Objective
Using the data below, copy each line that includes the word "Classic".

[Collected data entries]
════
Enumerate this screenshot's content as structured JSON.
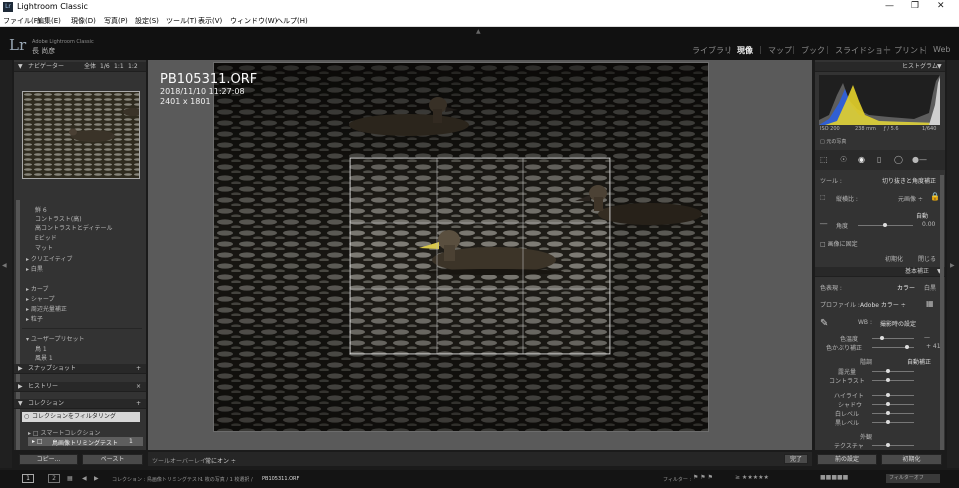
{
  "window": {
    "title": "Lightroom Classic",
    "app_icon": "Lr"
  },
  "menu": [
    "ファイル(F)",
    "編集(E)",
    "現像(D)",
    "写真(P)",
    "設定(S)",
    "ツール(T)",
    "表示(V)",
    "ウィンドウ(W)",
    "ヘルプ(H)"
  ],
  "identity": {
    "logo": "Lr",
    "line1": "Adobe Lightroom Classic",
    "line2": "長 尚彦"
  },
  "modules": [
    {
      "label": "ライブラリ",
      "active": false
    },
    {
      "label": "現像",
      "active": true
    },
    {
      "label": "マップ",
      "active": false
    },
    {
      "label": "ブック",
      "active": false
    },
    {
      "label": "スライドショー",
      "active": false
    },
    {
      "label": "プリント",
      "active": false
    },
    {
      "label": "Web",
      "active": false
    }
  ],
  "navigator": {
    "title": "ナビゲーター",
    "zoom": [
      "全体",
      "1/6",
      "1:1",
      "1:2"
    ]
  },
  "presets": {
    "items": [
      "鮮 6",
      "コントラスト(高)",
      "高コントラストとディテール",
      "Eビッド",
      "マット"
    ],
    "groups": [
      "クリエイティブ",
      "白黒",
      "カーブ",
      "シャープ",
      "周辺光量補正",
      "粒子"
    ],
    "user_presets": {
      "label": "ユーザープリセット",
      "items": [
        "鳥 1",
        "風景 1"
      ]
    }
  },
  "left_panels": {
    "snapshot": "スナップショット",
    "history": "ヒストリー",
    "collections": "コレクション"
  },
  "collections": {
    "filter": "コレクションをフィルタリング",
    "smart": "スマートコレクション",
    "item": "鳥画像トリミングテスト",
    "count": "1"
  },
  "left_buttons": {
    "copy": "コピー...",
    "paste": "ペースト"
  },
  "photo_info": {
    "filename": "PB105311.ORF",
    "datetime": "2018/11/10 11:27:08",
    "dimensions": "2401 x 1801"
  },
  "histogram": {
    "title": "ヒストグラム",
    "iso": "ISO 200",
    "focal": "238 mm",
    "aperture": "ƒ / 5.6",
    "shutter": "1/640",
    "original": "元の写真"
  },
  "crop": {
    "tool_label": "ツール :",
    "tool_name": "切り抜きと角度補正",
    "aspect_label": "縦横比 :",
    "aspect_value": "元画像",
    "angle_label": "角度",
    "angle_value": "0.00",
    "auto": "自動",
    "constrain": "画像に固定",
    "reset": "初期化",
    "close": "閉じる"
  },
  "basic": {
    "title": "基本補正",
    "treatment_label": "色表現 :",
    "color": "カラー",
    "bw": "白黒",
    "profile_label": "プロファイル :",
    "profile_value": "Adobe カラー",
    "wb_label": "WB :",
    "wb_value": "撮影時の設定",
    "temp_label": "色温度",
    "tint_label": "色かぶり補正",
    "tint_value": "+ 41",
    "tone_label": "階調",
    "tone_auto": "自動補正",
    "exposure": "露光量",
    "contrast": "コントラスト",
    "highlights": "ハイライト",
    "shadows": "シャドウ",
    "whites": "白レベル",
    "blacks": "黒レベル",
    "presence": "外観",
    "texture": "テクスチャ"
  },
  "right_buttons": {
    "previous": "前の設定",
    "reset": "初期化"
  },
  "toolbar": {
    "overlay_label": "ツールオーバーレイ :",
    "overlay_value": "常にオン ÷",
    "done": "完了"
  },
  "filmstrip": {
    "pages": [
      "1",
      "2"
    ],
    "path": "コレクション : 鳥画像トリミングテスト",
    "count": "1 枚の写真 / 1 枚選択 /",
    "file": "PB105311.ORF",
    "filter_label": "フィルター :",
    "filter_value": "フィルターオフ"
  },
  "colors": {
    "accent": "#ffffff",
    "panel": "#333333",
    "background": "#1b1b1b"
  }
}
════
Task result
    "title": "Lightroom Classic",
    "line1": "Adobe Lightroom Classic",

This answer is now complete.